**The exercise:** All entries are to be quoted exactly; the images stay out of the copy.

**Exercise material:**
::::::::

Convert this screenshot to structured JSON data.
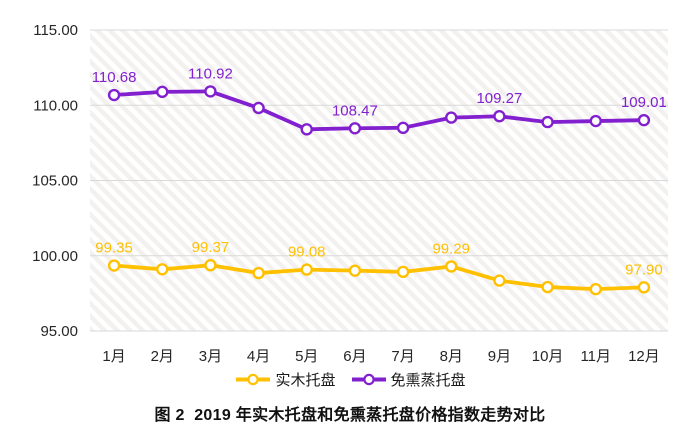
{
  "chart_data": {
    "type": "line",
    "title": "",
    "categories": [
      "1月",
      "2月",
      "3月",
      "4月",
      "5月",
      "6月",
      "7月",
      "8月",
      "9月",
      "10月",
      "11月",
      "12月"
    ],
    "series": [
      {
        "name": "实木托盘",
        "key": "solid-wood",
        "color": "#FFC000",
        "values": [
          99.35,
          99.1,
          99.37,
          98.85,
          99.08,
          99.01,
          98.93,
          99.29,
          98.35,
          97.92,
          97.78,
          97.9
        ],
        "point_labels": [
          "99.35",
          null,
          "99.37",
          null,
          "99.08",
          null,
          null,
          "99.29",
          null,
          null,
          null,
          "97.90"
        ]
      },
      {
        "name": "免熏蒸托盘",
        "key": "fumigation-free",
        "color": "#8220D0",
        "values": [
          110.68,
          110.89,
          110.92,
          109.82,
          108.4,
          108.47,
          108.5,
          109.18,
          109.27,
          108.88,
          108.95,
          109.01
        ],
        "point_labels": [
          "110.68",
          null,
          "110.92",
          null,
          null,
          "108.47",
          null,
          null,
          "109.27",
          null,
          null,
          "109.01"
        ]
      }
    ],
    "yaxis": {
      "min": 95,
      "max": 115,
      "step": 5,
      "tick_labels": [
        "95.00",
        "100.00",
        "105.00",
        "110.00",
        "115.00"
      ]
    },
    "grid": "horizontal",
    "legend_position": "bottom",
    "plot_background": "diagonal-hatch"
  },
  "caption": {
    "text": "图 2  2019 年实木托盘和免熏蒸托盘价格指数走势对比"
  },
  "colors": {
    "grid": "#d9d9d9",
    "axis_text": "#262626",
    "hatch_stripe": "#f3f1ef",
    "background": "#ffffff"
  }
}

::::::::

**The result:**
Convert this screenshot to structured JSON data.
{
  "chart_data": {
    "type": "line",
    "title": "",
    "categories": [
      "1月",
      "2月",
      "3月",
      "4月",
      "5月",
      "6月",
      "7月",
      "8月",
      "9月",
      "10月",
      "11月",
      "12月"
    ],
    "series": [
      {
        "name": "实木托盘",
        "key": "solid-wood",
        "color": "#FFC000",
        "values": [
          99.35,
          99.1,
          99.37,
          98.85,
          99.08,
          99.01,
          98.93,
          99.29,
          98.35,
          97.92,
          97.78,
          97.9
        ],
        "point_labels": [
          "99.35",
          null,
          "99.37",
          null,
          "99.08",
          null,
          null,
          "99.29",
          null,
          null,
          null,
          "97.90"
        ]
      },
      {
        "name": "免熏蒸托盘",
        "key": "fumigation-free",
        "color": "#8220D0",
        "values": [
          110.68,
          110.89,
          110.92,
          109.82,
          108.4,
          108.47,
          108.5,
          109.18,
          109.27,
          108.88,
          108.95,
          109.01
        ],
        "point_labels": [
          "110.68",
          null,
          "110.92",
          null,
          null,
          "108.47",
          null,
          null,
          "109.27",
          null,
          null,
          "109.01"
        ]
      }
    ],
    "yaxis": {
      "min": 95,
      "max": 115,
      "step": 5,
      "tick_labels": [
        "95.00",
        "100.00",
        "105.00",
        "110.00",
        "115.00"
      ]
    },
    "grid": "horizontal",
    "legend_position": "bottom",
    "plot_background": "diagonal-hatch"
  },
  "caption": {
    "text": "图 2  2019 年实木托盘和免熏蒸托盘价格指数走势对比"
  },
  "colors": {
    "grid": "#d9d9d9",
    "axis_text": "#262626",
    "hatch_stripe": "#f3f1ef",
    "background": "#ffffff"
  }
}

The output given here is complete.